THE REQUEST
Would you write out the listing verbatim and skip every picture in it?

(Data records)

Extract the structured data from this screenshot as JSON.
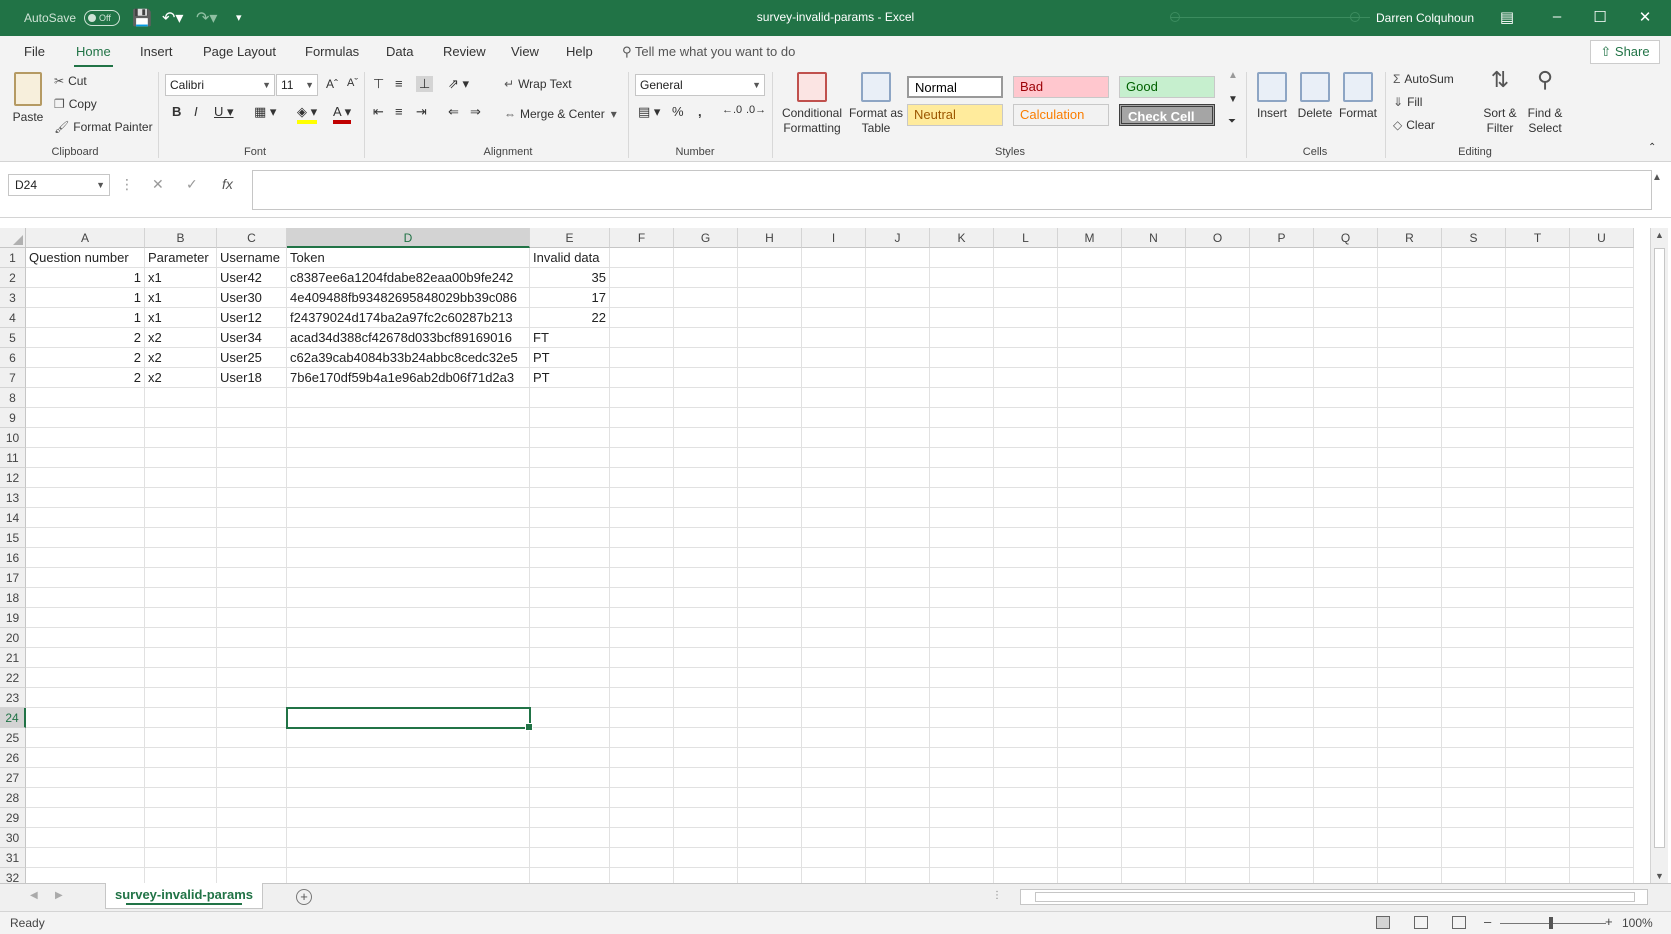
{
  "titlebar": {
    "autosave_label": "AutoSave",
    "autosave_state": "Off",
    "document_title": "survey-invalid-params  -  Excel",
    "user_name": "Darren Colquhoun"
  },
  "tabs": [
    "File",
    "Home",
    "Insert",
    "Page Layout",
    "Formulas",
    "Data",
    "Review",
    "View",
    "Help"
  ],
  "active_tab": "Home",
  "tell_me": "Tell me what you want to do",
  "share_label": "Share",
  "ribbon": {
    "clipboard": {
      "group": "Clipboard",
      "paste": "Paste",
      "cut": "Cut",
      "copy": "Copy",
      "format_painter": "Format Painter"
    },
    "font": {
      "group": "Font",
      "font_name": "Calibri",
      "font_size": "11"
    },
    "alignment": {
      "group": "Alignment",
      "wrap_text": "Wrap Text",
      "merge_center": "Merge & Center"
    },
    "number": {
      "group": "Number",
      "format": "General"
    },
    "styles": {
      "group": "Styles",
      "conditional_formatting": "Conditional Formatting",
      "format_as_table": "Format as Table",
      "cells": [
        {
          "label": "Normal",
          "bg": "#ffffff",
          "fg": "#000000"
        },
        {
          "label": "Bad",
          "bg": "#ffc7ce",
          "fg": "#9c0006"
        },
        {
          "label": "Good",
          "bg": "#c6efce",
          "fg": "#006100"
        },
        {
          "label": "Neutral",
          "bg": "#ffeb9c",
          "fg": "#9c5700"
        },
        {
          "label": "Calculation",
          "bg": "#f2f2f2",
          "fg": "#fa7d00"
        },
        {
          "label": "Check Cell",
          "bg": "#a5a5a5",
          "fg": "#ffffff"
        }
      ]
    },
    "cells": {
      "group": "Cells",
      "insert": "Insert",
      "delete": "Delete",
      "format": "Format"
    },
    "editing": {
      "group": "Editing",
      "autosum": "AutoSum",
      "fill": "Fill",
      "clear": "Clear",
      "sort_filter": "Sort & Filter",
      "find_select": "Find & Select"
    }
  },
  "formula_bar": {
    "name_box": "D24",
    "formula": ""
  },
  "columns": [
    "A",
    "B",
    "C",
    "D",
    "E",
    "F",
    "G",
    "H",
    "I",
    "J",
    "K",
    "L",
    "M",
    "N",
    "O",
    "P",
    "Q",
    "R",
    "S",
    "T",
    "U"
  ],
  "selected_column": "D",
  "selected_row": 24,
  "visible_rows": 32,
  "table": {
    "rows": [
      [
        "Question number",
        "Parameter",
        "Username",
        "Token",
        "Invalid data"
      ],
      [
        "1",
        "x1",
        "User42",
        "c8387ee6a1204fdabe82eaa00b9fe242",
        "35"
      ],
      [
        "1",
        "x1",
        "User30",
        "4e409488fb93482695848029bb39c086",
        "17"
      ],
      [
        "1",
        "x1",
        "User12",
        "f24379024d174ba2a97fc2c60287b213",
        "22"
      ],
      [
        "2",
        "x2",
        "User34",
        "acad34d388cf42678d033bcf89169016",
        "FT"
      ],
      [
        "2",
        "x2",
        "User25",
        "c62a39cab4084b33b24abbc8cedc32e5",
        "PT"
      ],
      [
        "2",
        "x2",
        "User18",
        "7b6e170df59b4a1e96ab2db06f71d2a3",
        "PT"
      ]
    ]
  },
  "sheet_tab": "survey-invalid-params",
  "status": {
    "ready": "Ready",
    "zoom": "100%"
  },
  "accent_color": "#217346"
}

THE COMPLETED TASK
Extract the structured data from this screenshot as JSON.
{
  "titlebar": {
    "autosave_label": "AutoSave",
    "autosave_state": "Off",
    "document_title": "survey-invalid-params  -  Excel",
    "user_name": "Darren Colquhoun"
  },
  "tabs": [
    "File",
    "Home",
    "Insert",
    "Page Layout",
    "Formulas",
    "Data",
    "Review",
    "View",
    "Help"
  ],
  "active_tab": "Home",
  "tell_me": "Tell me what you want to do",
  "share_label": "Share",
  "ribbon": {
    "clipboard": {
      "group": "Clipboard",
      "paste": "Paste",
      "cut": "Cut",
      "copy": "Copy",
      "format_painter": "Format Painter"
    },
    "font": {
      "group": "Font",
      "font_name": "Calibri",
      "font_size": "11"
    },
    "alignment": {
      "group": "Alignment",
      "wrap_text": "Wrap Text",
      "merge_center": "Merge & Center"
    },
    "number": {
      "group": "Number",
      "format": "General"
    },
    "styles": {
      "group": "Styles",
      "conditional_formatting": "Conditional Formatting",
      "format_as_table": "Format as Table",
      "cells": [
        {
          "label": "Normal",
          "bg": "#ffffff",
          "fg": "#000000"
        },
        {
          "label": "Bad",
          "bg": "#ffc7ce",
          "fg": "#9c0006"
        },
        {
          "label": "Good",
          "bg": "#c6efce",
          "fg": "#006100"
        },
        {
          "label": "Neutral",
          "bg": "#ffeb9c",
          "fg": "#9c5700"
        },
        {
          "label": "Calculation",
          "bg": "#f2f2f2",
          "fg": "#fa7d00"
        },
        {
          "label": "Check Cell",
          "bg": "#a5a5a5",
          "fg": "#ffffff"
        }
      ]
    },
    "cells": {
      "group": "Cells",
      "insert": "Insert",
      "delete": "Delete",
      "format": "Format"
    },
    "editing": {
      "group": "Editing",
      "autosum": "AutoSum",
      "fill": "Fill",
      "clear": "Clear",
      "sort_filter": "Sort & Filter",
      "find_select": "Find & Select"
    }
  },
  "formula_bar": {
    "name_box": "D24",
    "formula": ""
  },
  "columns": [
    "A",
    "B",
    "C",
    "D",
    "E",
    "F",
    "G",
    "H",
    "I",
    "J",
    "K",
    "L",
    "M",
    "N",
    "O",
    "P",
    "Q",
    "R",
    "S",
    "T",
    "U"
  ],
  "selected_column": "D",
  "selected_row": 24,
  "visible_rows": 32,
  "table": {
    "rows": [
      [
        "Question number",
        "Parameter",
        "Username",
        "Token",
        "Invalid data"
      ],
      [
        "1",
        "x1",
        "User42",
        "c8387ee6a1204fdabe82eaa00b9fe242",
        "35"
      ],
      [
        "1",
        "x1",
        "User30",
        "4e409488fb93482695848029bb39c086",
        "17"
      ],
      [
        "1",
        "x1",
        "User12",
        "f24379024d174ba2a97fc2c60287b213",
        "22"
      ],
      [
        "2",
        "x2",
        "User34",
        "acad34d388cf42678d033bcf89169016",
        "FT"
      ],
      [
        "2",
        "x2",
        "User25",
        "c62a39cab4084b33b24abbc8cedc32e5",
        "PT"
      ],
      [
        "2",
        "x2",
        "User18",
        "7b6e170df59b4a1e96ab2db06f71d2a3",
        "PT"
      ]
    ]
  },
  "sheet_tab": "survey-invalid-params",
  "status": {
    "ready": "Ready",
    "zoom": "100%"
  },
  "accent_color": "#217346"
}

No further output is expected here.